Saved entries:
---------------

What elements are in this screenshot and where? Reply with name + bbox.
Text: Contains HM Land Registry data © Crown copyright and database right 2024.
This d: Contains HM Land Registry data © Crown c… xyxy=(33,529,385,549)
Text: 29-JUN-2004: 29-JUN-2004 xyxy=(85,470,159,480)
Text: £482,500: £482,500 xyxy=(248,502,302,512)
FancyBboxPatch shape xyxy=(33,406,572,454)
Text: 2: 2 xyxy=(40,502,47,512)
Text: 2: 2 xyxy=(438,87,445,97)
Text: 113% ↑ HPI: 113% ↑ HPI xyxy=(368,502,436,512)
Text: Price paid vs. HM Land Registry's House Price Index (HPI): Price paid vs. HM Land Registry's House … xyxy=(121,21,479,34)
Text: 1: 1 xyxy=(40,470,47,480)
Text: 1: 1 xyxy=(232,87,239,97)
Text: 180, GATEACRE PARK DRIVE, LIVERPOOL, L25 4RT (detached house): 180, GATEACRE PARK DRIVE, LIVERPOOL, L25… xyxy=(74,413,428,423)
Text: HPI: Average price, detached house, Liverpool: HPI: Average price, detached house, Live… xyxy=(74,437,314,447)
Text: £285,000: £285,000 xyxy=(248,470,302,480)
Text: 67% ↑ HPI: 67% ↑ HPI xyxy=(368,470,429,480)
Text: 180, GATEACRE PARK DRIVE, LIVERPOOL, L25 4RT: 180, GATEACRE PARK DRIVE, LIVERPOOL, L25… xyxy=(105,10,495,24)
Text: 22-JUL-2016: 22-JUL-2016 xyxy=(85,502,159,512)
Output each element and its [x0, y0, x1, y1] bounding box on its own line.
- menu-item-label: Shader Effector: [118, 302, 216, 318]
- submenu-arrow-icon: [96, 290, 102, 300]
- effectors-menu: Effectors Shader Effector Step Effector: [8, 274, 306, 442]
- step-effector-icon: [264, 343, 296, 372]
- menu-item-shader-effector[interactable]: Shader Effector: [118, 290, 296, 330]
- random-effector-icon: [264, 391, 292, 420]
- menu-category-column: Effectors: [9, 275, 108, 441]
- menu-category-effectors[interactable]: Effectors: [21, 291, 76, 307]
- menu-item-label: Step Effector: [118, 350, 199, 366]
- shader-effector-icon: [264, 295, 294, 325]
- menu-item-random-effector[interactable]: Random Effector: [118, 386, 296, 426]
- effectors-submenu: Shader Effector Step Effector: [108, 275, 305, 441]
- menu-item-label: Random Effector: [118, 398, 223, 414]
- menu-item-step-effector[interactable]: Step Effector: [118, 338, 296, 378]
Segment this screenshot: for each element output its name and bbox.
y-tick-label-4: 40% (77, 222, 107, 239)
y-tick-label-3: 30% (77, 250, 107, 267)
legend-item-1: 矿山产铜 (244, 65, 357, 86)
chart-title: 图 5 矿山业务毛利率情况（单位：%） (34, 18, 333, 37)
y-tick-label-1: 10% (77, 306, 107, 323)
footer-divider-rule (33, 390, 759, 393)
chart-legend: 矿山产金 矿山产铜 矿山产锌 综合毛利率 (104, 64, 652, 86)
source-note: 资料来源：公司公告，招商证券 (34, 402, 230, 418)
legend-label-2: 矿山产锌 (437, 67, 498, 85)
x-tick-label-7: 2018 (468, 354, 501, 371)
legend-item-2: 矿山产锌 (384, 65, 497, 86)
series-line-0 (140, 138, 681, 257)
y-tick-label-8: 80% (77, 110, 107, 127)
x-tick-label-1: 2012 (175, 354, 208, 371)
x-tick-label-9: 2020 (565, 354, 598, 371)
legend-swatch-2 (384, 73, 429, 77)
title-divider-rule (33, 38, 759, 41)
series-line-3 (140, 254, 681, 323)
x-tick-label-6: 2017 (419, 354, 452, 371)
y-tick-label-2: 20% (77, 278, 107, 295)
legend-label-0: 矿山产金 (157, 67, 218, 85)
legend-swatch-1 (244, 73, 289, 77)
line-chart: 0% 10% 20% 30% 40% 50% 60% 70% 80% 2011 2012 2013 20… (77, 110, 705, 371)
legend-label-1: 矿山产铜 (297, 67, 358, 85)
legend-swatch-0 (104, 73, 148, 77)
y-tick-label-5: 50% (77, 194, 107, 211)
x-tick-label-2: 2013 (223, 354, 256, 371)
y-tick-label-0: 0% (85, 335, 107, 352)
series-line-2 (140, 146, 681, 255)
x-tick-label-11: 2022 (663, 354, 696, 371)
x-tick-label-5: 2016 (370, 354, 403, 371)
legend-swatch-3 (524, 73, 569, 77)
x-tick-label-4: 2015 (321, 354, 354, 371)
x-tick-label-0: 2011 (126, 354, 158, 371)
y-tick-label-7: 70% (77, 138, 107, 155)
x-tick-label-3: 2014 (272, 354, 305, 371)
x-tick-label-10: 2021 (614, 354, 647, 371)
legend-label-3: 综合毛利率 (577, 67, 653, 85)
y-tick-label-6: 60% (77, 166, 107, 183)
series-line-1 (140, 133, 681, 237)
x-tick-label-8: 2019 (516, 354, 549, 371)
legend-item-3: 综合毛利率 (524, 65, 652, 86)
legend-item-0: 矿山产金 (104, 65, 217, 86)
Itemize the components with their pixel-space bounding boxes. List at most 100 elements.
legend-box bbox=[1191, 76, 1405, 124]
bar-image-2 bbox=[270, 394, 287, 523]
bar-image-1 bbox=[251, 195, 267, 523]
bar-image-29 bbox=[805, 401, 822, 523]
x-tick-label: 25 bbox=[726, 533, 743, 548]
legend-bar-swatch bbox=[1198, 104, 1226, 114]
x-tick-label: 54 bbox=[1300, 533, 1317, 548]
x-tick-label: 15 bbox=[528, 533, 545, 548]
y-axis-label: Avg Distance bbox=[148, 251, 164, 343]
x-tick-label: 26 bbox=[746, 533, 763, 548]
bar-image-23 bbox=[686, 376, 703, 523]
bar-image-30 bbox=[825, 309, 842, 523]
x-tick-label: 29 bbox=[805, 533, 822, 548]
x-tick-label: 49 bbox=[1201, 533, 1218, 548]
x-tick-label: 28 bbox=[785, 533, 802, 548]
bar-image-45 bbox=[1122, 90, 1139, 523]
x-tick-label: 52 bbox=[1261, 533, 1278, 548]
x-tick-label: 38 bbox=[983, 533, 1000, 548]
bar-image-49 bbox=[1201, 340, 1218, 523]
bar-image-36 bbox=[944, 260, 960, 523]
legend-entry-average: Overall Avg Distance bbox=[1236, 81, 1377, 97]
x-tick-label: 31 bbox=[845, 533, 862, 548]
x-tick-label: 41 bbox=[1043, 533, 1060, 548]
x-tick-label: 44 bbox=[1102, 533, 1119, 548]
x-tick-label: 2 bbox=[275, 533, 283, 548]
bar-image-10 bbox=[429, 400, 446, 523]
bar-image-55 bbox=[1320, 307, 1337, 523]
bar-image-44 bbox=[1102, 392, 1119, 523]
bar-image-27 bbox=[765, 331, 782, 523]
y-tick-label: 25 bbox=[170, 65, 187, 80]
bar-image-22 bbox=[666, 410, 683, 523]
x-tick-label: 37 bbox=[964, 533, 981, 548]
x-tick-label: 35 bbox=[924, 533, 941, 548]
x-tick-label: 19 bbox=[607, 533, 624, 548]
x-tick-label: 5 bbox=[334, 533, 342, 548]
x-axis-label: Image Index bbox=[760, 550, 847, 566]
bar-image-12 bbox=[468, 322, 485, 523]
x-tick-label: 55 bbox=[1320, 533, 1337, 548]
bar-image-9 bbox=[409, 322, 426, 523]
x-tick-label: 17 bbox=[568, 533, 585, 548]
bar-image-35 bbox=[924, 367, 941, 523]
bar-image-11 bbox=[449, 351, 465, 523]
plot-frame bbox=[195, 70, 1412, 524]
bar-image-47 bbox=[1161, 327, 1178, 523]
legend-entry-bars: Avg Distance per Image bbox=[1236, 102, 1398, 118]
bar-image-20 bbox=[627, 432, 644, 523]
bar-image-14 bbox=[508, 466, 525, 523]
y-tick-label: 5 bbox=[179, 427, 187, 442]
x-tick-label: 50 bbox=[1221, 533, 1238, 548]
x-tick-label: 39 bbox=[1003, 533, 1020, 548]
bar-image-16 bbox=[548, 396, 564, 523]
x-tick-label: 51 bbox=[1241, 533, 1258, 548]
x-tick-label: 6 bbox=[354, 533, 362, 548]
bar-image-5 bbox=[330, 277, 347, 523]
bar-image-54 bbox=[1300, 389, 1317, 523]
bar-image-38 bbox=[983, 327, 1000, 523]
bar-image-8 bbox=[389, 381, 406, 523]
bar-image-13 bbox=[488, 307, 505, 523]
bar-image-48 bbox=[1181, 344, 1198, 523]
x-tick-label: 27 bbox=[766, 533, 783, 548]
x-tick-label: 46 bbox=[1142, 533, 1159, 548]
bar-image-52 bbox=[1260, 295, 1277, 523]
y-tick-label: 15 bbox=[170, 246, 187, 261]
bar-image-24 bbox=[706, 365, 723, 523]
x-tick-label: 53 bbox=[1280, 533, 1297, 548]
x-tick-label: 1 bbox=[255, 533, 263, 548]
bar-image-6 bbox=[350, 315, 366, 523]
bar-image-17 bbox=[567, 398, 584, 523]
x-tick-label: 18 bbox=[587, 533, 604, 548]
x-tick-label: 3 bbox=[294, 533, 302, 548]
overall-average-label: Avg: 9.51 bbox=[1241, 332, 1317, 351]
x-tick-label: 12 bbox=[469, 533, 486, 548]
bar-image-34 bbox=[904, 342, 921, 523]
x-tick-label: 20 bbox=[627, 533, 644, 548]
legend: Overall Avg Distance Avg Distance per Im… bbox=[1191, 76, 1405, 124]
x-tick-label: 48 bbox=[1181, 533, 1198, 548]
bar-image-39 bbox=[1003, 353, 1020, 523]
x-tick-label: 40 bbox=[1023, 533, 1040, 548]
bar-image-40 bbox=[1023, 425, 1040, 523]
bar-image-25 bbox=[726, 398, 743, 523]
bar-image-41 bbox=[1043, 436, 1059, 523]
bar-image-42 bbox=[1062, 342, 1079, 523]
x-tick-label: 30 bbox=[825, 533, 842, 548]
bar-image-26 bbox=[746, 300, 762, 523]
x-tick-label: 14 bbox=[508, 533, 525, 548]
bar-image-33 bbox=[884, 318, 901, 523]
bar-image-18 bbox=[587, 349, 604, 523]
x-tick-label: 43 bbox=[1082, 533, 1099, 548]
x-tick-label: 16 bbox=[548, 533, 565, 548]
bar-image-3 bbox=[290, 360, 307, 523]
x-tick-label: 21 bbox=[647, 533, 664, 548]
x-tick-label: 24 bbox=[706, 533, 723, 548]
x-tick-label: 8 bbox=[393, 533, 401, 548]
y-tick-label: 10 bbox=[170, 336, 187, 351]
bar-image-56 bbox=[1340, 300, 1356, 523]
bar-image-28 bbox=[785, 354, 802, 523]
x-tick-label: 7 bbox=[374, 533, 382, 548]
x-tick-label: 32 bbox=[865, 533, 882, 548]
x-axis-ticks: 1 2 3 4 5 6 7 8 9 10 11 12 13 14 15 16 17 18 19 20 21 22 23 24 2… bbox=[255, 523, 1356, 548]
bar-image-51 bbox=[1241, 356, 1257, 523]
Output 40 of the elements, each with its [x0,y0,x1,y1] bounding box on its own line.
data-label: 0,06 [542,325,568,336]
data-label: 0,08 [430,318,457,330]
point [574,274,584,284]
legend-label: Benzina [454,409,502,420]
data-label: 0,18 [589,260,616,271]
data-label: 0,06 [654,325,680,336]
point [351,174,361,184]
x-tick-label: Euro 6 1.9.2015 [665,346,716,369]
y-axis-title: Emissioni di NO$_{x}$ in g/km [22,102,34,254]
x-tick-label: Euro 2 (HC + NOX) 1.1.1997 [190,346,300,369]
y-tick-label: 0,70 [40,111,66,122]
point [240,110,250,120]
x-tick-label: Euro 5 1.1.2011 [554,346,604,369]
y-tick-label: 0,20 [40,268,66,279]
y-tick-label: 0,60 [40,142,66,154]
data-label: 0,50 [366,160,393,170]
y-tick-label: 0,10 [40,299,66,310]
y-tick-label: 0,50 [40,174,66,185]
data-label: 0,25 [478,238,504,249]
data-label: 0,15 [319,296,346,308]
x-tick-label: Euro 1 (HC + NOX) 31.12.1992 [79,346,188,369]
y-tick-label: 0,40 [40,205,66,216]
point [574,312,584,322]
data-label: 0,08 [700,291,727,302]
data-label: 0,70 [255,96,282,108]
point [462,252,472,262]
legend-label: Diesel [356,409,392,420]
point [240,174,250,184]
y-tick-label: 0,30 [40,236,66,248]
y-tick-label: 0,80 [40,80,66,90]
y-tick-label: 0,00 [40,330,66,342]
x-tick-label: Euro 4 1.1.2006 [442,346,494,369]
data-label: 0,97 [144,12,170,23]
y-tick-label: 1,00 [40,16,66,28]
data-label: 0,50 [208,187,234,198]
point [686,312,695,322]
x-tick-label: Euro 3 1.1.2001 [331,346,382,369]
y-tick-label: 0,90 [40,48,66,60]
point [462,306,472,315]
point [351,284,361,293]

---------------

▶ [Problem requirements] Render the data above as a numbered list, beginning at its first line and stopping after the line that contains "Text: Price paid", and leave out any blank lines.

▶ [Result]
1. What elements are in this screenshot and where? Reply with name + bbox.
2. Text: Contains HM Land Registry data © Crown copyright and database right 2024.
3. This d: Contains HM Land Registry data © Crown c… xyxy=(33,529,385,549)
4. Text: 29-JUN-2004: 29-JUN-2004 xyxy=(85,470,159,480)
5. Text: £482,500: £482,500 xyxy=(248,502,302,512)
6. FancyBboxPatch shape xyxy=(33,406,572,454)
7. Text: 2: 2 xyxy=(40,502,47,512)
8. Text: 2: 2 xyxy=(438,87,445,97)
9. Text: 113% ↑ HPI: 113% ↑ HPI xyxy=(368,502,436,512)
10. Text: Price paid vs. HM Land Registry's House Price Index (HPI): Price paid vs. HM Land Registry's House … xyxy=(121,21,479,34)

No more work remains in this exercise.